**Task brief**
Could you repeat the records below exactly, leaving out any pictures?

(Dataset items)
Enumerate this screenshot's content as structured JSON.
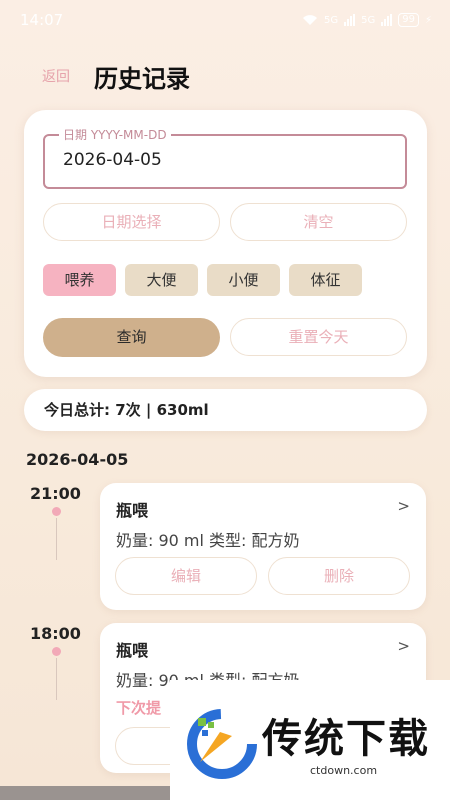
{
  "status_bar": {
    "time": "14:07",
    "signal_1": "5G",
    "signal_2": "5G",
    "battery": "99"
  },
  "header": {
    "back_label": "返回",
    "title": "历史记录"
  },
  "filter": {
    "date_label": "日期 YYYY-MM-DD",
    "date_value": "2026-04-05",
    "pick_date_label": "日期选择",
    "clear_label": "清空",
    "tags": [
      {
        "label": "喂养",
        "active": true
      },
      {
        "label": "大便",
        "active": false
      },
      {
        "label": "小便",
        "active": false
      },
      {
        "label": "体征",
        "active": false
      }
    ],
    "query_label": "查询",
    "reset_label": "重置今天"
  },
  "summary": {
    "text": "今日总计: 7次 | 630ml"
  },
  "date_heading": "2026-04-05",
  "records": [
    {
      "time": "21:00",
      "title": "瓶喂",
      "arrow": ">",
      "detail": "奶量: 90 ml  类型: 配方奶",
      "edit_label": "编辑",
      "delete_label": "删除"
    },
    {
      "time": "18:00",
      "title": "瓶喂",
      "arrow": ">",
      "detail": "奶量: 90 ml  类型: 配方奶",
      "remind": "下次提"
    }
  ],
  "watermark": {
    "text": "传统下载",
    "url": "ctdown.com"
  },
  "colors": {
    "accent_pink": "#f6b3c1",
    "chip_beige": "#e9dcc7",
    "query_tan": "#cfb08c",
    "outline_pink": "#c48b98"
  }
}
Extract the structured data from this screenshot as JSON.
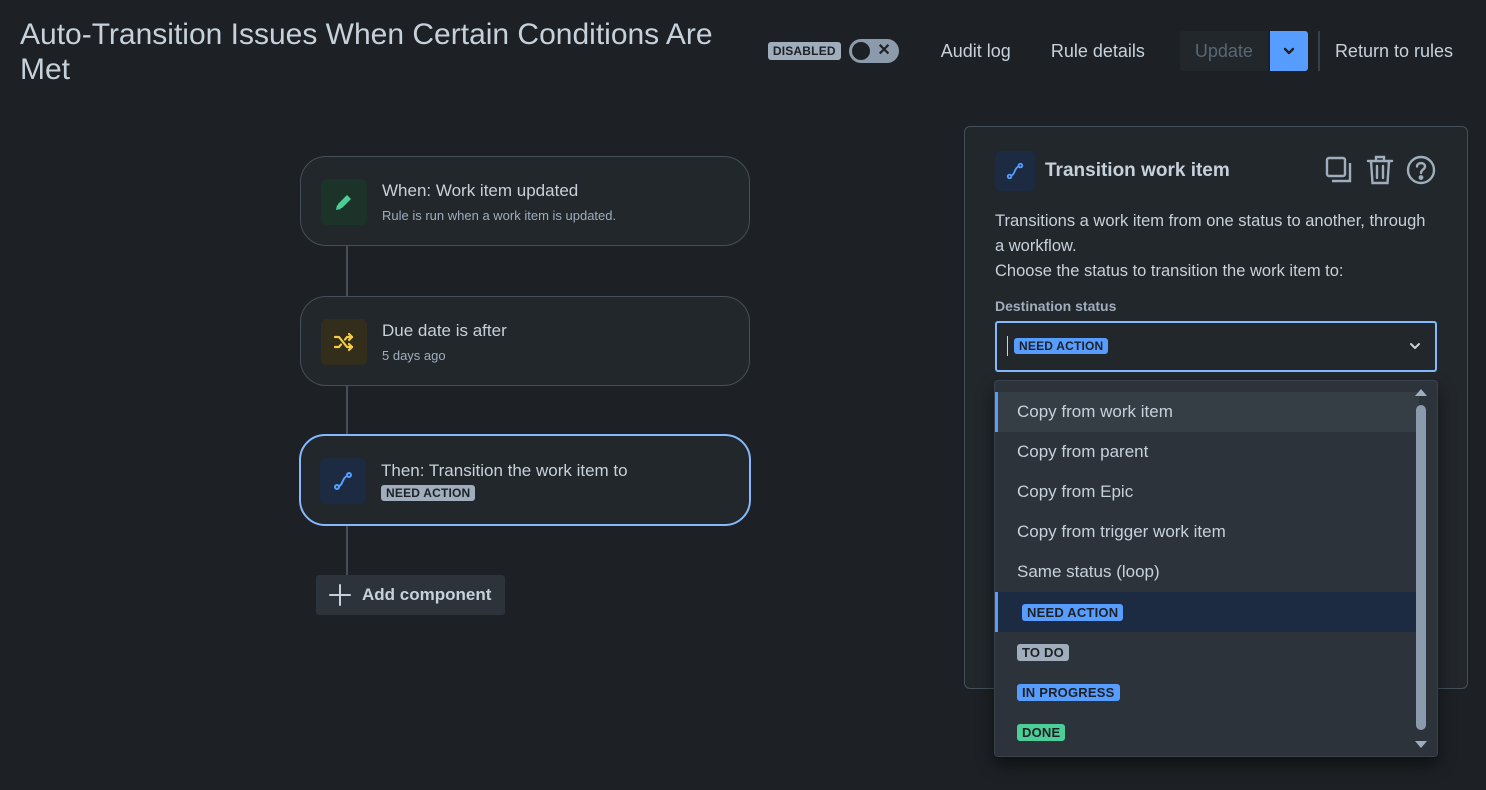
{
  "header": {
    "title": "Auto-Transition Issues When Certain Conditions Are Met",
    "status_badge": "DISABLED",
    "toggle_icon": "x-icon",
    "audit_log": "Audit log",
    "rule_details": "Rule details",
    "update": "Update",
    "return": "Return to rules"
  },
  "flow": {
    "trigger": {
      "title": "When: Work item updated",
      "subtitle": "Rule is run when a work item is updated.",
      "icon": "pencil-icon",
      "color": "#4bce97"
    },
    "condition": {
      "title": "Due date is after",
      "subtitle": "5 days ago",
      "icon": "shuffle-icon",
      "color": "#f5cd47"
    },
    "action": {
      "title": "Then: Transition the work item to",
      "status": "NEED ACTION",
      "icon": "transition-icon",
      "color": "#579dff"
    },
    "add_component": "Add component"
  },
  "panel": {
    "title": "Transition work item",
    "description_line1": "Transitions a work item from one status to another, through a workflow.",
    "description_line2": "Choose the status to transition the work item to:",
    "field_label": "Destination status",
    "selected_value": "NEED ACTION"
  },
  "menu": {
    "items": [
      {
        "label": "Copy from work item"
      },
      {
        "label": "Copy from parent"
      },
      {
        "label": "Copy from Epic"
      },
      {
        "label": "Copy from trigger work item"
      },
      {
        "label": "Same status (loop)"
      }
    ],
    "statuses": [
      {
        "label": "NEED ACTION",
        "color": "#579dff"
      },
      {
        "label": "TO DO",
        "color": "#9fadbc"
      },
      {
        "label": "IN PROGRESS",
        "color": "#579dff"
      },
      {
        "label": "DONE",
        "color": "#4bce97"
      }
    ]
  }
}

**Output**
Enumerate this screenshot's content as structured JSON.
{
  "status_bar": {
    "time": "14:07",
    "signal_1": "5G",
    "signal_2": "5G",
    "battery": "99"
  },
  "header": {
    "back_label": "返回",
    "title": "历史记录"
  },
  "filter": {
    "date_label": "日期 YYYY-MM-DD",
    "date_value": "2026-04-05",
    "pick_date_label": "日期选择",
    "clear_label": "清空",
    "tags": [
      {
        "label": "喂养",
        "active": true
      },
      {
        "label": "大便",
        "active": false
      },
      {
        "label": "小便",
        "active": false
      },
      {
        "label": "体征",
        "active": false
      }
    ],
    "query_label": "查询",
    "reset_label": "重置今天"
  },
  "summary": {
    "text": "今日总计: 7次 | 630ml"
  },
  "date_heading": "2026-04-05",
  "records": [
    {
      "time": "21:00",
      "title": "瓶喂",
      "arrow": ">",
      "detail": "奶量: 90 ml  类型: 配方奶",
      "edit_label": "编辑",
      "delete_label": "删除"
    },
    {
      "time": "18:00",
      "title": "瓶喂",
      "arrow": ">",
      "detail": "奶量: 90 ml  类型: 配方奶",
      "remind": "下次提"
    }
  ],
  "watermark": {
    "text": "传统下载",
    "url": "ctdown.com"
  },
  "colors": {
    "accent_pink": "#f6b3c1",
    "chip_beige": "#e9dcc7",
    "query_tan": "#cfb08c",
    "outline_pink": "#c48b98"
  }
}
Extract the structured data from this screenshot as JSON.
{
  "header": {
    "title": "Auto-Transition Issues When Certain Conditions Are Met",
    "status_badge": "DISABLED",
    "toggle_icon": "x-icon",
    "audit_log": "Audit log",
    "rule_details": "Rule details",
    "update": "Update",
    "return": "Return to rules"
  },
  "flow": {
    "trigger": {
      "title": "When: Work item updated",
      "subtitle": "Rule is run when a work item is updated.",
      "icon": "pencil-icon",
      "color": "#4bce97"
    },
    "condition": {
      "title": "Due date is after",
      "subtitle": "5 days ago",
      "icon": "shuffle-icon",
      "color": "#f5cd47"
    },
    "action": {
      "title": "Then: Transition the work item to",
      "status": "NEED ACTION",
      "icon": "transition-icon",
      "color": "#579dff"
    },
    "add_component": "Add component"
  },
  "panel": {
    "title": "Transition work item",
    "description_line1": "Transitions a work item from one status to another, through a workflow.",
    "description_line2": "Choose the status to transition the work item to:",
    "field_label": "Destination status",
    "selected_value": "NEED ACTION"
  },
  "menu": {
    "items": [
      {
        "label": "Copy from work item"
      },
      {
        "label": "Copy from parent"
      },
      {
        "label": "Copy from Epic"
      },
      {
        "label": "Copy from trigger work item"
      },
      {
        "label": "Same status (loop)"
      }
    ],
    "statuses": [
      {
        "label": "NEED ACTION",
        "color": "#579dff"
      },
      {
        "label": "TO DO",
        "color": "#9fadbc"
      },
      {
        "label": "IN PROGRESS",
        "color": "#579dff"
      },
      {
        "label": "DONE",
        "color": "#4bce97"
      }
    ]
  }
}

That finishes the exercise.